**Aim**:
Using the listing below, report all lines holding the word "name".

Stored data
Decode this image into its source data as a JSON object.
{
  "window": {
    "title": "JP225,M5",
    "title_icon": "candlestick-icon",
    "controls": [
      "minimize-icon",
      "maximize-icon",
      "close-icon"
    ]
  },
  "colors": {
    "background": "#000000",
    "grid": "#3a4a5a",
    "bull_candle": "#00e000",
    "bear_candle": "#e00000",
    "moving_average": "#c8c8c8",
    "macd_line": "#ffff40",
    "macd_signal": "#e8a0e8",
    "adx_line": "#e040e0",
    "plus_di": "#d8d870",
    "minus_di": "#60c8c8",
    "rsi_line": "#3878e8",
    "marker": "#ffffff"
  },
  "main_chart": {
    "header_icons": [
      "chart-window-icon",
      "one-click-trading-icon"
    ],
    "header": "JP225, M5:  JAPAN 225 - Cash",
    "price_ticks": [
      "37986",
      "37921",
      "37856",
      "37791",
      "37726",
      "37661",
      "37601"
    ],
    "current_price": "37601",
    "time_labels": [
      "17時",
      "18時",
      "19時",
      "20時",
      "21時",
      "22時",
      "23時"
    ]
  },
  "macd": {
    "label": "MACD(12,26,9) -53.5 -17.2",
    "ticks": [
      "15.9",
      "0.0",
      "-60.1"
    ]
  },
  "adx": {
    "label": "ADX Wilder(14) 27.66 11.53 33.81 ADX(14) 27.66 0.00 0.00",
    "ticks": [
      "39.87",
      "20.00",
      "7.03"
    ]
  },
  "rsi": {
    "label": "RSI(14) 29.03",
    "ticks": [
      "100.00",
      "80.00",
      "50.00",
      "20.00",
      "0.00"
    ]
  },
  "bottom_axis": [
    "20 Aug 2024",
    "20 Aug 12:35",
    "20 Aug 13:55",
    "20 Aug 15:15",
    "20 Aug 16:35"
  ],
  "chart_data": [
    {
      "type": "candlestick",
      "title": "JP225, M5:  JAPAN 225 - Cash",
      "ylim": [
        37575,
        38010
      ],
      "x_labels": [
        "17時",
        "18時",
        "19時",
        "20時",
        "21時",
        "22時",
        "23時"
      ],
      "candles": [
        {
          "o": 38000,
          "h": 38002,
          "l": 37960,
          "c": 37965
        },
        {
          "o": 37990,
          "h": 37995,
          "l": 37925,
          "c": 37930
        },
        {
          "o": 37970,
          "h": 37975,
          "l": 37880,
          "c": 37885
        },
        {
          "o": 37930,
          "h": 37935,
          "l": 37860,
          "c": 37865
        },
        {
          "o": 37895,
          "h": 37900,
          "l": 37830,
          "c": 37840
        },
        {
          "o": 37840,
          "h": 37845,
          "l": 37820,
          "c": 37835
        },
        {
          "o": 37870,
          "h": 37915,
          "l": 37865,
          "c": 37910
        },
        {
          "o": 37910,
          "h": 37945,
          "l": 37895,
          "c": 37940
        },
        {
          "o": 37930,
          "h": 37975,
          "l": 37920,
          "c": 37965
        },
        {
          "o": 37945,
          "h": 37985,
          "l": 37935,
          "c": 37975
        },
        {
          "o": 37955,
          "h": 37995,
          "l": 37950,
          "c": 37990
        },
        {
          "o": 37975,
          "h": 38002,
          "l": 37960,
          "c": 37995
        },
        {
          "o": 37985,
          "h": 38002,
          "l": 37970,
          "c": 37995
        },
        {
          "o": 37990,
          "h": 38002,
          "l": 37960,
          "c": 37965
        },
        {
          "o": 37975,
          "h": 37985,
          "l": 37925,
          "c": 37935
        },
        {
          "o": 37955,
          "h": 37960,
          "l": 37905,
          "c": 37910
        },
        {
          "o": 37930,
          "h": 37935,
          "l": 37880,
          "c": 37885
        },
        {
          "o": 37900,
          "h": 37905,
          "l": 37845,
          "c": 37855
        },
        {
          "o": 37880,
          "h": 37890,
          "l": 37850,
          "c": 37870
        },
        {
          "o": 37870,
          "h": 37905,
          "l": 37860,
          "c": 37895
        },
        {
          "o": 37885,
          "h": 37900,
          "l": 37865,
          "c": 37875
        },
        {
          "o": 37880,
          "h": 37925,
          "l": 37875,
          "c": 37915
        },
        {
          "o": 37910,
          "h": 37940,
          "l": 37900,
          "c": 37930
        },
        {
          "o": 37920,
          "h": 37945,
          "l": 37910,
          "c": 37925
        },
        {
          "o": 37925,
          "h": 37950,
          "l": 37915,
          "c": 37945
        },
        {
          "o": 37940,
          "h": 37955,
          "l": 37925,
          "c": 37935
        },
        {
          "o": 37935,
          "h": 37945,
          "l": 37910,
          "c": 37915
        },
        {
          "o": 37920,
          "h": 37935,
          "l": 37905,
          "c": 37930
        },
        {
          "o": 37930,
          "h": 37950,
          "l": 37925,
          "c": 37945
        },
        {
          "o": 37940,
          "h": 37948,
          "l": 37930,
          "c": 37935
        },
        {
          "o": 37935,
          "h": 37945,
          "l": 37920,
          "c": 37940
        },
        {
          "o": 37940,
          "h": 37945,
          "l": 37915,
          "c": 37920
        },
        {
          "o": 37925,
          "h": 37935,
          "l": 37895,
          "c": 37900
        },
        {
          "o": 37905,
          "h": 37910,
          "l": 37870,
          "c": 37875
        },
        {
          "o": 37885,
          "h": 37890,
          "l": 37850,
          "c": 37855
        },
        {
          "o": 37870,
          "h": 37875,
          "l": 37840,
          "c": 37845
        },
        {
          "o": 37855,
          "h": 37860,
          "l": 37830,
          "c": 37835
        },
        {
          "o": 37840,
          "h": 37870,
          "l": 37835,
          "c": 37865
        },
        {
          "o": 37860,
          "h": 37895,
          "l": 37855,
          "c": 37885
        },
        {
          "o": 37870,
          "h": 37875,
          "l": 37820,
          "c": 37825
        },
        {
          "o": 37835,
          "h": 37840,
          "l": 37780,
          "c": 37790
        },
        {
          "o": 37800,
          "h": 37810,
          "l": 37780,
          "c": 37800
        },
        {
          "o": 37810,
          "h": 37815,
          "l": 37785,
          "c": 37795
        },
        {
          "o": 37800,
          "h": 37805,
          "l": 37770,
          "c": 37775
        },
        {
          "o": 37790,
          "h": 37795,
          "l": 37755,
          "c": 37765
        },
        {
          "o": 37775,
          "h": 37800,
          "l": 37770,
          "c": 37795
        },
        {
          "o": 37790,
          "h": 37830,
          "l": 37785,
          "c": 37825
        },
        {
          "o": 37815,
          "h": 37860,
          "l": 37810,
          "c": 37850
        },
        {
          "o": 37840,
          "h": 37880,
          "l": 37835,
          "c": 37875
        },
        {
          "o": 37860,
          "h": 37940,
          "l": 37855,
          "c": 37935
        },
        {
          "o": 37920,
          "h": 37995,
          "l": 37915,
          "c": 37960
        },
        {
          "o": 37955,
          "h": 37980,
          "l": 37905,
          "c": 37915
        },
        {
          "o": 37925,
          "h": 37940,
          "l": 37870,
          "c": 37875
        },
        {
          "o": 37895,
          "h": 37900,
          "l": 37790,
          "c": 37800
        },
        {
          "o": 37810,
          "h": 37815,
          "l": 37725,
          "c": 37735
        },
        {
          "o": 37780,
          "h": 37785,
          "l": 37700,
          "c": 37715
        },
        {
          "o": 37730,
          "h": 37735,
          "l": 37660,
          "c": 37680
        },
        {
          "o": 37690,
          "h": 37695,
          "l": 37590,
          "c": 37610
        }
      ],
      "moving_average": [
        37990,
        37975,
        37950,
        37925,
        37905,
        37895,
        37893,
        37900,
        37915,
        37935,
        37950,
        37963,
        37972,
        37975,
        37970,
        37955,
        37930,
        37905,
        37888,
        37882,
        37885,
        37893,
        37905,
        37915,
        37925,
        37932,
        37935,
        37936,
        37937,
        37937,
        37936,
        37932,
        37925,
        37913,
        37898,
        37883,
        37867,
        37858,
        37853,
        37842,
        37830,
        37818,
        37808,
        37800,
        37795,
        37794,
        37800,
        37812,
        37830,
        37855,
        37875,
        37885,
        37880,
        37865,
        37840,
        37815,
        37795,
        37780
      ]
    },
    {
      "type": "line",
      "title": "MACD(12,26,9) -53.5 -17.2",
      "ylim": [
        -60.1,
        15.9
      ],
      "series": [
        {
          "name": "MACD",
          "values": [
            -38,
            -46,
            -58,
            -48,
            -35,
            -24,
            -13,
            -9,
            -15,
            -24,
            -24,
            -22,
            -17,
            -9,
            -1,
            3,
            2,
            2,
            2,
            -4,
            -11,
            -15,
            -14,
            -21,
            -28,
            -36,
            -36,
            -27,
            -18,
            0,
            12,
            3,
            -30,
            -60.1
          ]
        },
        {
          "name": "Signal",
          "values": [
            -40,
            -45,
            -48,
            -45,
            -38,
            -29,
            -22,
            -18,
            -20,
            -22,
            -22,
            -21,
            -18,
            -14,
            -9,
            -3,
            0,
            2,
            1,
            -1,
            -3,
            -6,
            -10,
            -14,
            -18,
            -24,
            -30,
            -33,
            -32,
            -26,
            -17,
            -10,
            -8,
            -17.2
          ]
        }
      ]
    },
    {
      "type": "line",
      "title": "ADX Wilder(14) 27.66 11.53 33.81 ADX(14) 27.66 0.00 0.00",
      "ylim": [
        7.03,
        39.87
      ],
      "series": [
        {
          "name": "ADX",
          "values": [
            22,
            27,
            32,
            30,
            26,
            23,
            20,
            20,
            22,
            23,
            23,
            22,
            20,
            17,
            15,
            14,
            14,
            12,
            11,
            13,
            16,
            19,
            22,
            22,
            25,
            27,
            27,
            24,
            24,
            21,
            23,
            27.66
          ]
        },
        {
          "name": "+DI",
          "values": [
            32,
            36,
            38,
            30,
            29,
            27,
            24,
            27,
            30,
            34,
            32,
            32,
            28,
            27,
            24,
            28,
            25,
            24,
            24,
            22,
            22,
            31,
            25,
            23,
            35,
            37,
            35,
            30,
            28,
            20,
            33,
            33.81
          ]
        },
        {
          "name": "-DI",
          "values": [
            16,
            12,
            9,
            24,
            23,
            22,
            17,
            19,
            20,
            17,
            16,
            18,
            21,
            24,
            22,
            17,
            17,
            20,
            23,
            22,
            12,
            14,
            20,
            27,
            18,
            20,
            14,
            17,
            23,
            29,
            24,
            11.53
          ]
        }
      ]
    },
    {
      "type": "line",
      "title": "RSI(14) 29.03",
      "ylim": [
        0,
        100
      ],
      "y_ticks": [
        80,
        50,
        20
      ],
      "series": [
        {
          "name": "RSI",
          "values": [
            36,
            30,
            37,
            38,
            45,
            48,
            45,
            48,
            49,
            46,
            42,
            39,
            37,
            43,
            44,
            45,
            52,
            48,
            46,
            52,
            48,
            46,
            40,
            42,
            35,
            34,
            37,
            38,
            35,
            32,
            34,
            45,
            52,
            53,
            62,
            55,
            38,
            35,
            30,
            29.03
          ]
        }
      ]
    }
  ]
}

**Final result**:
          "name": "MACD",
          "name": "Signal",
          "name": "ADX",
          "name": "+DI",
          "name": "-DI",
          "name": "RSI",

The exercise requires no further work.